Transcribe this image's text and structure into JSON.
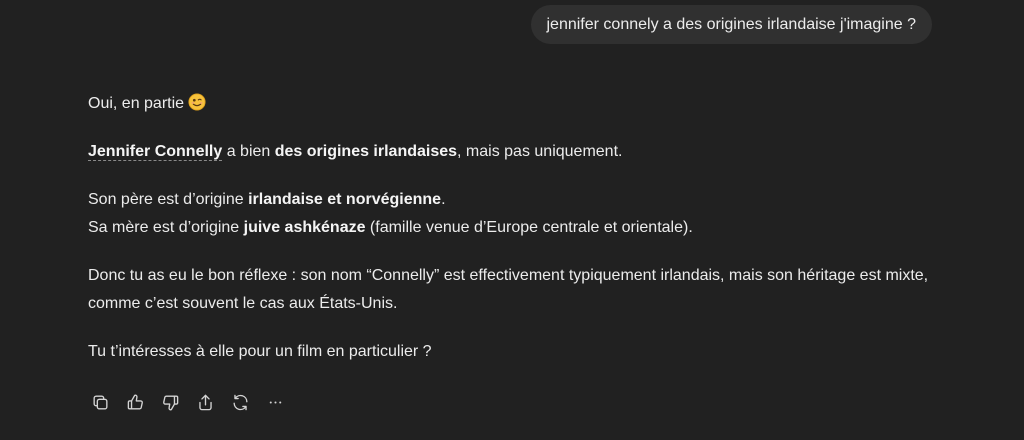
{
  "user_message": "jennifer connely a des origines irlandaise j'imagine ?",
  "assistant": {
    "p1": {
      "text": "Oui, en partie",
      "emoji": "slightly-smiling-face"
    },
    "p2": {
      "entity": "Jennifer Connelly",
      "t1": " a bien ",
      "b1": "des origines irlandaises",
      "t2": ", mais pas uniquement."
    },
    "p3": {
      "line1_t1": "Son père est d’origine ",
      "line1_b1": "irlandaise et norvégienne",
      "line1_t2": ".",
      "line2_t1": "Sa mère est d’origine ",
      "line2_b1": "juive ashkénaze",
      "line2_t2": " (famille venue d’Europe centrale et orientale)."
    },
    "p4": "Donc tu as eu le bon réflexe : son nom “Connelly” est effectivement typiquement irlandais, mais son héritage est mixte, comme c’est souvent le cas aux États-Unis.",
    "p5": "Tu t’intéresses à elle pour un film en particulier ?"
  },
  "actions": {
    "icons": [
      "copy-icon",
      "thumbs-up-icon",
      "thumbs-down-icon",
      "share-icon",
      "regenerate-icon",
      "more-icon"
    ]
  },
  "colors": {
    "background": "#212121",
    "bubble": "#303030",
    "text": "#ececec"
  }
}
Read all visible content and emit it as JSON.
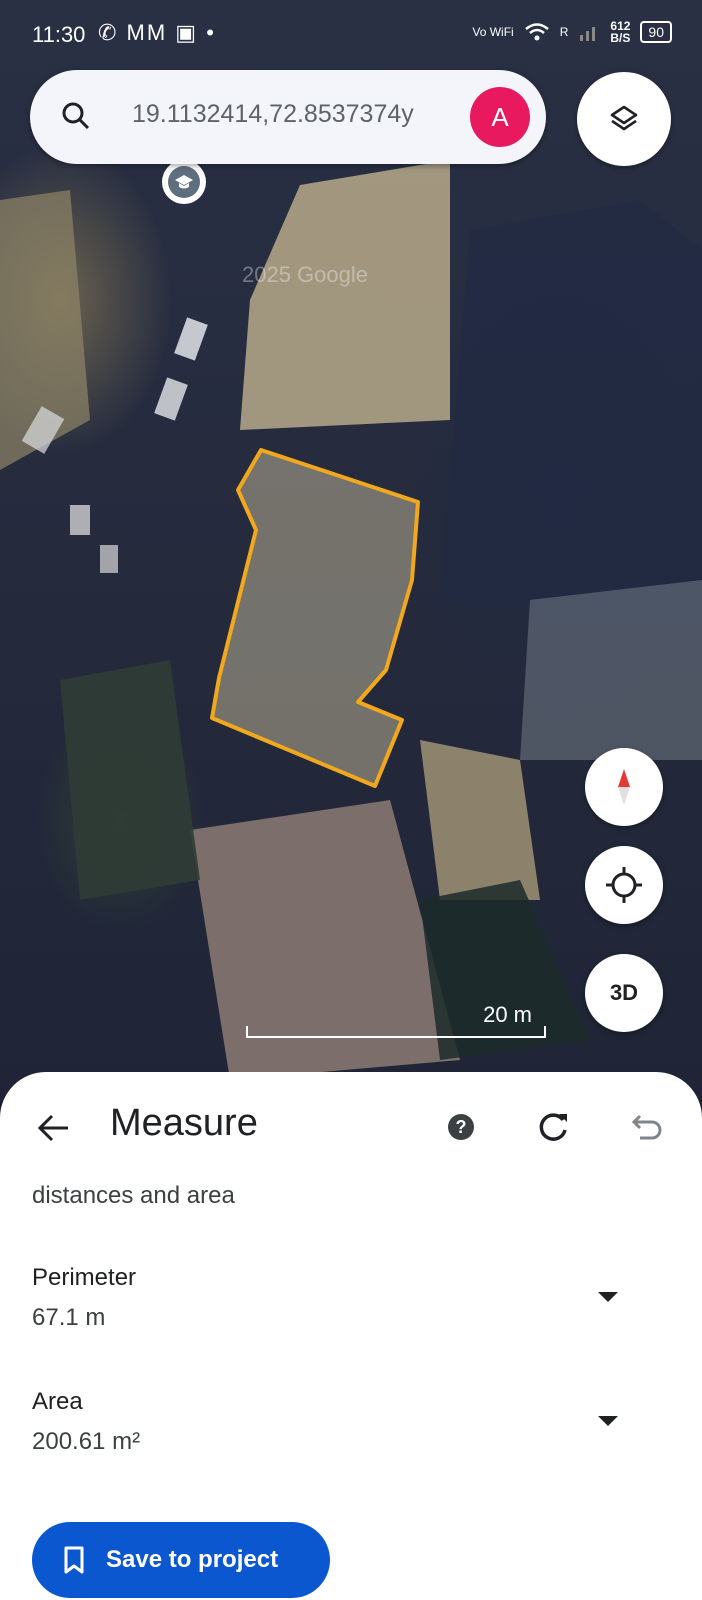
{
  "status_bar": {
    "time": "11:30",
    "left_icons": "✆ MM ▣  •",
    "network_label": "Vo WiFi",
    "speed_value": "612",
    "speed_unit": "B/S",
    "signal_label": "R",
    "battery": "90"
  },
  "search": {
    "query": "19.1132414,72.8537374y",
    "avatar_letter": "A"
  },
  "map": {
    "watermark": "2025 Google",
    "scale_label": "20 m",
    "button_3d_label": "3D",
    "outline_color": "#f2a81d"
  },
  "measure_panel": {
    "title": "Measure",
    "help_label": "?",
    "subtitle": "distances and area",
    "perimeter_label": "Perimeter",
    "perimeter_value": "67.1 m",
    "area_label": "Area",
    "area_value": "200.61 m²",
    "save_label": "Save to project"
  },
  "colors": {
    "accent": "#0b57d0",
    "avatar": "#e8195e"
  }
}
────────────────────
Task to complete :: Using the listing above, copy exactly the lines from the one that contains "Read all visible content and emit it as JSON." through its last line, both included, but not the pictures.

Response below ::
Read all visible content and emit it as JSON.
{
  "status_bar": {
    "time": "11:30",
    "left_icons": "✆ MM ▣  •",
    "network_label": "Vo WiFi",
    "speed_value": "612",
    "speed_unit": "B/S",
    "signal_label": "R",
    "battery": "90"
  },
  "search": {
    "query": "19.1132414,72.8537374y",
    "avatar_letter": "A"
  },
  "map": {
    "watermark": "2025 Google",
    "scale_label": "20 m",
    "button_3d_label": "3D",
    "outline_color": "#f2a81d"
  },
  "measure_panel": {
    "title": "Measure",
    "help_label": "?",
    "subtitle": "distances and area",
    "perimeter_label": "Perimeter",
    "perimeter_value": "67.1 m",
    "area_label": "Area",
    "area_value": "200.61 m²",
    "save_label": "Save to project"
  },
  "colors": {
    "accent": "#0b57d0",
    "avatar": "#e8195e"
  }
}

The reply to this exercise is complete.